>> BEGIN Data

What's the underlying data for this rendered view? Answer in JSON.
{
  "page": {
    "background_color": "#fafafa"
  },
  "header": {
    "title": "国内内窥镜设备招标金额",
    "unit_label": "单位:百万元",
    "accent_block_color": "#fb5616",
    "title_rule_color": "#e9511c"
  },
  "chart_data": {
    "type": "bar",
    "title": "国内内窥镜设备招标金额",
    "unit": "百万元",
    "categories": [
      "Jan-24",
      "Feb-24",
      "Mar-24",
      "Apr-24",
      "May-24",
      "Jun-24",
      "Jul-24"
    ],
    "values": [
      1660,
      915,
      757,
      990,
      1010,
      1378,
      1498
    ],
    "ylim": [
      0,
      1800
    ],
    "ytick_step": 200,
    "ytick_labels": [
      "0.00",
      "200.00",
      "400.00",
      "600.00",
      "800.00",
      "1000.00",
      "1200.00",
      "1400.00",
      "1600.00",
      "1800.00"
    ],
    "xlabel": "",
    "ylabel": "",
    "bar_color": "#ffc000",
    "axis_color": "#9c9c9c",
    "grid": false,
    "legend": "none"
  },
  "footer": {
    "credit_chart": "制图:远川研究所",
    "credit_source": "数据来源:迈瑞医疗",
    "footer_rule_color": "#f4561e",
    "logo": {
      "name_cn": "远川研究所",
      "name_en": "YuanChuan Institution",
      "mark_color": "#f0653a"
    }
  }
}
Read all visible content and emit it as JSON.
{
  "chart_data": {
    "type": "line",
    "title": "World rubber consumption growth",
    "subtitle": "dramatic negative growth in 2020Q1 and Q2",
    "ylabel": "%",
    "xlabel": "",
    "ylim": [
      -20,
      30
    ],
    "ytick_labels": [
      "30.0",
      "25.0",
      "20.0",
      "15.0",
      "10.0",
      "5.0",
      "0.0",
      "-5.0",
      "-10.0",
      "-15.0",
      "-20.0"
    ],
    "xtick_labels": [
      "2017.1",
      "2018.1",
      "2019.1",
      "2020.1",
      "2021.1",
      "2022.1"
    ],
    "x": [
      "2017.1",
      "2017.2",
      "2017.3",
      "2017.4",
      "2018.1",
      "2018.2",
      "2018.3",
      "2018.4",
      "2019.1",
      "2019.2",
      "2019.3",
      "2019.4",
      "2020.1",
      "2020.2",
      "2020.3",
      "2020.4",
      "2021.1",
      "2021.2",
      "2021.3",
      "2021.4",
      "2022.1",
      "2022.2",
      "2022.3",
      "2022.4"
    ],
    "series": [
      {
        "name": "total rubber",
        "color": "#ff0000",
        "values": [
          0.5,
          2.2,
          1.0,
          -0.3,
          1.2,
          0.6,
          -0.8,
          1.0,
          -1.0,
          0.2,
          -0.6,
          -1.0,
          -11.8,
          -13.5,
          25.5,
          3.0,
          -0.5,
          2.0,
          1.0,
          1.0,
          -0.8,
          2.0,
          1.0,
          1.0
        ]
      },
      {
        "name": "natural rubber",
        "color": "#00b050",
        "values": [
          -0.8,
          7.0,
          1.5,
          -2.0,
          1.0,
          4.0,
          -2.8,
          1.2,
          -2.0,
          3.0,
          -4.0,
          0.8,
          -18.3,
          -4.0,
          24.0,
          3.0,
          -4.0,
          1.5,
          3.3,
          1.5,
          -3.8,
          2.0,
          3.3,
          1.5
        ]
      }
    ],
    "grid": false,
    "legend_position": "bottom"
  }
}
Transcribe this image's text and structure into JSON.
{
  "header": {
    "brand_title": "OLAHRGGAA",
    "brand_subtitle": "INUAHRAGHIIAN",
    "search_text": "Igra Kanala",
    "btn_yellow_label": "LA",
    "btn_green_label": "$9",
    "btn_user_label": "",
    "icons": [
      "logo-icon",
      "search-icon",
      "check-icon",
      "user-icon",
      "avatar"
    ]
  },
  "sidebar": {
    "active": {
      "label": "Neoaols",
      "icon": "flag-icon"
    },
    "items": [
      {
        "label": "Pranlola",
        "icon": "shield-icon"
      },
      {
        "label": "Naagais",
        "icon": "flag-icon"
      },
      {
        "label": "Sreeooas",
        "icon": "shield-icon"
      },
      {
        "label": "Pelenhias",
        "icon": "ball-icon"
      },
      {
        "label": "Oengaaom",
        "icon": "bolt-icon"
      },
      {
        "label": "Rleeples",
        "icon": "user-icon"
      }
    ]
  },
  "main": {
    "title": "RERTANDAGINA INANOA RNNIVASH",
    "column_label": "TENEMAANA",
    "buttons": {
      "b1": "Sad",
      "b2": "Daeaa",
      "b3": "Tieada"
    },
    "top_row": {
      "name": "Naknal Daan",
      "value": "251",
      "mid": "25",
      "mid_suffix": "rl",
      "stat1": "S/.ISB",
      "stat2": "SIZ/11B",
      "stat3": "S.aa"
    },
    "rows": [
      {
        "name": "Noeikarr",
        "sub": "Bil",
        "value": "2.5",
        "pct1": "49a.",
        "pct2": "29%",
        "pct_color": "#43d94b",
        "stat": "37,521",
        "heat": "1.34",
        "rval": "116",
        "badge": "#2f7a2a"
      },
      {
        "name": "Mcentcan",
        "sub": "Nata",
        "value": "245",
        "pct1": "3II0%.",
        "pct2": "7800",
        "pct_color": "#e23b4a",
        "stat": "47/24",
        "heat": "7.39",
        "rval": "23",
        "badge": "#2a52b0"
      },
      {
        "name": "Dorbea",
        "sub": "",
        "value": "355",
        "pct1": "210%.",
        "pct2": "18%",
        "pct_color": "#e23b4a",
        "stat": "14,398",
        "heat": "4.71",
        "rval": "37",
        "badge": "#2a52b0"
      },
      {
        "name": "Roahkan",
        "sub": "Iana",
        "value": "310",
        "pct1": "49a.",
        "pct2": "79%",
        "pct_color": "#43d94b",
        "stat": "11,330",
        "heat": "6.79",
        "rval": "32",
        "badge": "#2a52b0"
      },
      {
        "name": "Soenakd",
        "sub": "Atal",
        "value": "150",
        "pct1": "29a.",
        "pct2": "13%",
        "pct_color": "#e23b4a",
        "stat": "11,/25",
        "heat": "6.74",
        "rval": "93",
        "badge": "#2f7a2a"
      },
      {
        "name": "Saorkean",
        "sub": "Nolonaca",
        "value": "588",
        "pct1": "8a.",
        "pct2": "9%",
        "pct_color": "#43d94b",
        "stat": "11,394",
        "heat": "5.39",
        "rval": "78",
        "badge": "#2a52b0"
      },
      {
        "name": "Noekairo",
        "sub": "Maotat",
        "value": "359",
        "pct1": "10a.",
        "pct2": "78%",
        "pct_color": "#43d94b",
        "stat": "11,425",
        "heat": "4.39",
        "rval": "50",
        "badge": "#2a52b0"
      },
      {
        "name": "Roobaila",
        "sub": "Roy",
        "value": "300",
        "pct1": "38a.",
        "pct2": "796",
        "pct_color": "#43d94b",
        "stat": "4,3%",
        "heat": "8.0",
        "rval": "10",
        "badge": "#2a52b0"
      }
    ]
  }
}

>> END Data

> [Task details]
Extract all the entries word for word.

> [Solution]
What's the underlying data for this rendered view? Answer in JSON.
{
  "page": {
    "background_color": "#fafafa"
  },
  "header": {
    "title": "国内内窥镜设备招标金额",
    "unit_label": "单位:百万元",
    "accent_block_color": "#fb5616",
    "title_rule_color": "#e9511c"
  },
  "chart_data": {
    "type": "bar",
    "title": "国内内窥镜设备招标金额",
    "unit": "百万元",
    "categories": [
      "Jan-24",
      "Feb-24",
      "Mar-24",
      "Apr-24",
      "May-24",
      "Jun-24",
      "Jul-24"
    ],
    "values": [
      1660,
      915,
      757,
      990,
      1010,
      1378,
      1498
    ],
    "ylim": [
      0,
      1800
    ],
    "ytick_step": 200,
    "ytick_labels": [
      "0.00",
      "200.00",
      "400.00",
      "600.00",
      "800.00",
      "1000.00",
      "1200.00",
      "1400.00",
      "1600.00",
      "1800.00"
    ],
    "xlabel": "",
    "ylabel": "",
    "bar_color": "#ffc000",
    "axis_color": "#9c9c9c",
    "grid": false,
    "legend": "none"
  },
  "footer": {
    "credit_chart": "制图:远川研究所",
    "credit_source": "数据来源:迈瑞医疗",
    "footer_rule_color": "#f4561e",
    "logo": {
      "name_cn": "远川研究所",
      "name_en": "YuanChuan Institution",
      "mark_color": "#f0653a"
    }
  }
}
Read all visible content and emit it as JSON.
{
  "chart_data": {
    "type": "line",
    "title": "World rubber consumption growth",
    "subtitle": "dramatic negative growth in 2020Q1 and Q2",
    "ylabel": "%",
    "xlabel": "",
    "ylim": [
      -20,
      30
    ],
    "ytick_labels": [
      "30.0",
      "25.0",
      "20.0",
      "15.0",
      "10.0",
      "5.0",
      "0.0",
      "-5.0",
      "-10.0",
      "-15.0",
      "-20.0"
    ],
    "xtick_labels": [
      "2017.1",
      "2018.1",
      "2019.1",
      "2020.1",
      "2021.1",
      "2022.1"
    ],
    "x": [
      "2017.1",
      "2017.2",
      "2017.3",
      "2017.4",
      "2018.1",
      "2018.2",
      "2018.3",
      "2018.4",
      "2019.1",
      "2019.2",
      "2019.3",
      "2019.4",
      "2020.1",
      "2020.2",
      "2020.3",
      "2020.4",
      "2021.1",
      "2021.2",
      "2021.3",
      "2021.4",
      "2022.1",
      "2022.2",
      "2022.3",
      "2022.4"
    ],
    "series": [
      {
        "name": "total rubber",
        "color": "#ff0000",
        "values": [
          0.5,
          2.2,
          1.0,
          -0.3,
          1.2,
          0.6,
          -0.8,
          1.0,
          -1.0,
          0.2,
          -0.6,
          -1.0,
          -11.8,
          -13.5,
          25.5,
          3.0,
          -0.5,
          2.0,
          1.0,
          1.0,
          -0.8,
          2.0,
          1.0,
          1.0
        ]
      },
      {
        "name": "natural rubber",
        "color": "#00b050",
        "values": [
          -0.8,
          7.0,
          1.5,
          -2.0,
          1.0,
          4.0,
          -2.8,
          1.2,
          -2.0,
          3.0,
          -4.0,
          0.8,
          -18.3,
          -4.0,
          24.0,
          3.0,
          -4.0,
          1.5,
          3.3,
          1.5,
          -3.8,
          2.0,
          3.3,
          1.5
        ]
      }
    ],
    "grid": false,
    "legend_position": "bottom"
  }
}
Transcribe this image's text and structure into JSON.
{
  "header": {
    "brand_title": "OLAHRGGAA",
    "brand_subtitle": "INUAHRAGHIIAN",
    "search_text": "Igra Kanala",
    "btn_yellow_label": "LA",
    "btn_green_label": "$9",
    "btn_user_label": "",
    "icons": [
      "logo-icon",
      "search-icon",
      "check-icon",
      "user-icon",
      "avatar"
    ]
  },
  "sidebar": {
    "active": {
      "label": "Neoaols",
      "icon": "flag-icon"
    },
    "items": [
      {
        "label": "Pranlola",
        "icon": "shield-icon"
      },
      {
        "label": "Naagais",
        "icon": "flag-icon"
      },
      {
        "label": "Sreeooas",
        "icon": "shield-icon"
      },
      {
        "label": "Pelenhias",
        "icon": "ball-icon"
      },
      {
        "label": "Oengaaom",
        "icon": "bolt-icon"
      },
      {
        "label": "Rleeples",
        "icon": "user-icon"
      }
    ]
  },
  "main": {
    "title": "RERTANDAGINA INANOA RNNIVASH",
    "column_label": "TENEMAANA",
    "buttons": {
      "b1": "Sad",
      "b2": "Daeaa",
      "b3": "Tieada"
    },
    "top_row": {
      "name": "Naknal Daan",
      "value": "251",
      "mid": "25",
      "mid_suffix": "rl",
      "stat1": "S/.ISB",
      "stat2": "SIZ/11B",
      "stat3": "S.aa"
    },
    "rows": [
      {
        "name": "Noeikarr",
        "sub": "Bil",
        "value": "2.5",
        "pct1": "49a.",
        "pct2": "29%",
        "pct_color": "#43d94b",
        "stat": "37,521",
        "heat": "1.34",
        "rval": "116",
        "badge": "#2f7a2a"
      },
      {
        "name": "Mcentcan",
        "sub": "Nata",
        "value": "245",
        "pct1": "3II0%.",
        "pct2": "7800",
        "pct_color": "#e23b4a",
        "stat": "47/24",
        "heat": "7.39",
        "rval": "23",
        "badge": "#2a52b0"
      },
      {
        "name": "Dorbea",
        "sub": "",
        "value": "355",
        "pct1": "210%.",
        "pct2": "18%",
        "pct_color": "#e23b4a",
        "stat": "14,398",
        "heat": "4.71",
        "rval": "37",
        "badge": "#2a52b0"
      },
      {
        "name": "Roahkan",
        "sub": "Iana",
        "value": "310",
        "pct1": "49a.",
        "pct2": "79%",
        "pct_color": "#43d94b",
        "stat": "11,330",
        "heat": "6.79",
        "rval": "32",
        "badge": "#2a52b0"
      },
      {
        "name": "Soenakd",
        "sub": "Atal",
        "value": "150",
        "pct1": "29a.",
        "pct2": "13%",
        "pct_color": "#e23b4a",
        "stat": "11,/25",
        "heat": "6.74",
        "rval": "93",
        "badge": "#2f7a2a"
      },
      {
        "name": "Saorkean",
        "sub": "Nolonaca",
        "value": "588",
        "pct1": "8a.",
        "pct2": "9%",
        "pct_color": "#43d94b",
        "stat": "11,394",
        "heat": "5.39",
        "rval": "78",
        "badge": "#2a52b0"
      },
      {
        "name": "Noekairo",
        "sub": "Maotat",
        "value": "359",
        "pct1": "10a.",
        "pct2": "78%",
        "pct_color": "#43d94b",
        "stat": "11,425",
        "heat": "4.39",
        "rval": "50",
        "badge": "#2a52b0"
      },
      {
        "name": "Roobaila",
        "sub": "Roy",
        "value": "300",
        "pct1": "38a.",
        "pct2": "796",
        "pct_color": "#43d94b",
        "stat": "4,3%",
        "heat": "8.0",
        "rval": "10",
        "badge": "#2a52b0"
      }
    ]
  }
}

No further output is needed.